What is asked: Format the stretch of lines that starts with the line containing "Segment this screenshot: for" and ends with the line containing "live-rates-title: live exchange" as a numbered list, both of those lines included. Leave out any blank lines and list no other lines.

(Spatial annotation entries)
— START —

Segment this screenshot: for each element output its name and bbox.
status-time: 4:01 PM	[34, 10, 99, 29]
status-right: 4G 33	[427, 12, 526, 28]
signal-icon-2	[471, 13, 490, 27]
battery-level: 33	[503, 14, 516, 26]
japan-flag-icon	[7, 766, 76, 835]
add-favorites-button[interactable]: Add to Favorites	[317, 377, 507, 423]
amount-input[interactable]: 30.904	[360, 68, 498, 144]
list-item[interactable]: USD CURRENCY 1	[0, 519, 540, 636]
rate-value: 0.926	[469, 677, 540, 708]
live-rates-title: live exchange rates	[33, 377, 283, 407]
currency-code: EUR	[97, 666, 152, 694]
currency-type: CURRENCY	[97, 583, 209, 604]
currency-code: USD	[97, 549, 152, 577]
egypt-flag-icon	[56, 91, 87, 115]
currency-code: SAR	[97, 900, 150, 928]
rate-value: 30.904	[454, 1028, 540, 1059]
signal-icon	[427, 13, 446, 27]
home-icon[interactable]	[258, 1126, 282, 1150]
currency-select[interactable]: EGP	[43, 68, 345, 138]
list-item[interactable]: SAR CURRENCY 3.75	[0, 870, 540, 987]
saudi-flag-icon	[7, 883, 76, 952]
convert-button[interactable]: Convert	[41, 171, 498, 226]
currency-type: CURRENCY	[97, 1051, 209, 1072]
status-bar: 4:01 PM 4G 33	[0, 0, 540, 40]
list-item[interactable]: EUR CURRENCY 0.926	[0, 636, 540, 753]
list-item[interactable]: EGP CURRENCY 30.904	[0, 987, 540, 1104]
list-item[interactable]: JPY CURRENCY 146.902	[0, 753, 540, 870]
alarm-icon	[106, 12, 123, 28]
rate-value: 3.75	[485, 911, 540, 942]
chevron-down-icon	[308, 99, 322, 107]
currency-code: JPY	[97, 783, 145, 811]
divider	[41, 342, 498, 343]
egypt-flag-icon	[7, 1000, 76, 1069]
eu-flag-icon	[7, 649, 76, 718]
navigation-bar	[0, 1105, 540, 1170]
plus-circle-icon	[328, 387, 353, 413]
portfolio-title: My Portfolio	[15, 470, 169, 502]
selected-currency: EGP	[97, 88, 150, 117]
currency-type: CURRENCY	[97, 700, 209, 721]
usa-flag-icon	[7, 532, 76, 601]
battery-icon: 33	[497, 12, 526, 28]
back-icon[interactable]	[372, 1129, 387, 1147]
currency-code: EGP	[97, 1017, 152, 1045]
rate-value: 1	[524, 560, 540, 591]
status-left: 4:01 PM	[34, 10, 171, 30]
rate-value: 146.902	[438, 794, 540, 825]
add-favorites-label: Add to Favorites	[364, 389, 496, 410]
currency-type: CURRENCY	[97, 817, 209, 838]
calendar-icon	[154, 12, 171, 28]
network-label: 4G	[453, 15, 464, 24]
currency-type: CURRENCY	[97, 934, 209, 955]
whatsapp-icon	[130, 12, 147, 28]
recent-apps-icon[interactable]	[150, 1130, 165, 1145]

— END —
— START —

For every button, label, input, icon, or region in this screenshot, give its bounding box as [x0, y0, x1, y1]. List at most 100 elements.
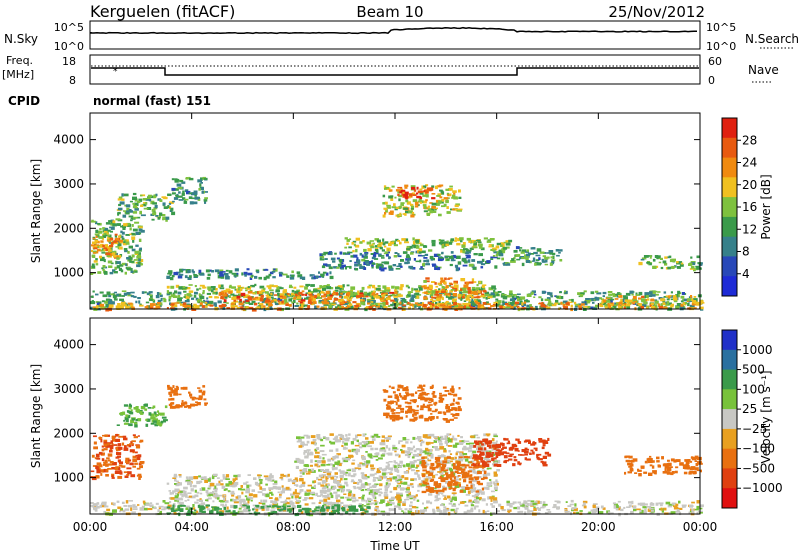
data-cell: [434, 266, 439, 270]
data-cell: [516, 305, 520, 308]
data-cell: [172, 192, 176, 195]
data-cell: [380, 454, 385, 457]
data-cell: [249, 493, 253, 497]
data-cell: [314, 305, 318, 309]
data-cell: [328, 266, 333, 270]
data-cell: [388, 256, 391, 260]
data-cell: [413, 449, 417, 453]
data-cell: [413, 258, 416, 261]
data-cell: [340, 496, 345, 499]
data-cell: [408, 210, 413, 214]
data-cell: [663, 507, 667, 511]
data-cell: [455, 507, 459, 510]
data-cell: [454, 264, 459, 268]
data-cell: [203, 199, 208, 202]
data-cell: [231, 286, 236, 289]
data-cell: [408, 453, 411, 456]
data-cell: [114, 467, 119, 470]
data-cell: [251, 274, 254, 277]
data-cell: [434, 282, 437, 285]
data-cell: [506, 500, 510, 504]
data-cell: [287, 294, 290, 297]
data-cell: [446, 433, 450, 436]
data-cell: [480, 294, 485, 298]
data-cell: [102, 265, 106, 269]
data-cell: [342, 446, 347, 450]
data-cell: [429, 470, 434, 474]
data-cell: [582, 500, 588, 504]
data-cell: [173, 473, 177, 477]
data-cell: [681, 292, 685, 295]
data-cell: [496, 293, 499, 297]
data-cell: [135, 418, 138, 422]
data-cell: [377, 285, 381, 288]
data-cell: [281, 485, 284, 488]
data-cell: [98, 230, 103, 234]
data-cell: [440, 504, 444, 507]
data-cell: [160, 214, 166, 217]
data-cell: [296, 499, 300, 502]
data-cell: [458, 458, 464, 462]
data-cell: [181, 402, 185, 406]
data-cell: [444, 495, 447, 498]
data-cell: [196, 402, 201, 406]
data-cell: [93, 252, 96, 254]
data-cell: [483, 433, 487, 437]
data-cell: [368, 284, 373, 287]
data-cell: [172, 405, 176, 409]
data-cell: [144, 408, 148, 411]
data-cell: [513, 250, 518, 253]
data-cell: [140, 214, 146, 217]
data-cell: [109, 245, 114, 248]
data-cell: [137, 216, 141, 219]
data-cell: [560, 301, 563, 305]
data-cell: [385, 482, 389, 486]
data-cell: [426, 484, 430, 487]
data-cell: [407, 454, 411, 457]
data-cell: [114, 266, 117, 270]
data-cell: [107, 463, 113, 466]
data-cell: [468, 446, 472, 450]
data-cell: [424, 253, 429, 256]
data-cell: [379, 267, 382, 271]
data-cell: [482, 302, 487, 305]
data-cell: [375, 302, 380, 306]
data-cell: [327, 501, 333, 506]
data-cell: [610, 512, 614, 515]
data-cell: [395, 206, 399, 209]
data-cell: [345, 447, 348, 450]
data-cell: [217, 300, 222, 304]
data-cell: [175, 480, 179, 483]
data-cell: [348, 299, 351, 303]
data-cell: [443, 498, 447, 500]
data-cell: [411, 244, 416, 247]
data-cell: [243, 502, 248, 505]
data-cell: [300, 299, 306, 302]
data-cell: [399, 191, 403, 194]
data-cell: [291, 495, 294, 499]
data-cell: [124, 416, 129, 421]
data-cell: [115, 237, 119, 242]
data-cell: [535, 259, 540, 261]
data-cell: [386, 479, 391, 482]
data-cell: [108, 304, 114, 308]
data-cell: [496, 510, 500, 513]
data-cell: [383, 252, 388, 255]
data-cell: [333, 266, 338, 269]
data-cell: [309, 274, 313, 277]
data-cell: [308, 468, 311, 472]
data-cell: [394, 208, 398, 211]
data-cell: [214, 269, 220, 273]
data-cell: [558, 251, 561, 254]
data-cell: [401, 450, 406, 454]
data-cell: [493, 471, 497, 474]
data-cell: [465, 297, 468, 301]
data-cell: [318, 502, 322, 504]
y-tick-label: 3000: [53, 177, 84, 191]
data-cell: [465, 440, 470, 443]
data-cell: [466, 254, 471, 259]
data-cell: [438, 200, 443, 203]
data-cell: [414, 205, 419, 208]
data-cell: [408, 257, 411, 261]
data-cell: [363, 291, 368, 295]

— END —

Output below:
1. Segment this screenshot: for each element output its name and bbox.
2. status-time: 4:01 PM	[34, 10, 99, 29]
3. status-right: 4G 33	[427, 12, 526, 28]
4. signal-icon-2	[471, 13, 490, 27]
5. battery-level: 33	[503, 14, 516, 26]
6. japan-flag-icon	[7, 766, 76, 835]
7. add-favorites-button[interactable]: Add to Favorites	[317, 377, 507, 423]
8. amount-input[interactable]: 30.904	[360, 68, 498, 144]
9. list-item[interactable]: USD CURRENCY 1	[0, 519, 540, 636]
10. rate-value: 0.926	[469, 677, 540, 708]
11. live-rates-title: live exchange rates	[33, 377, 283, 407]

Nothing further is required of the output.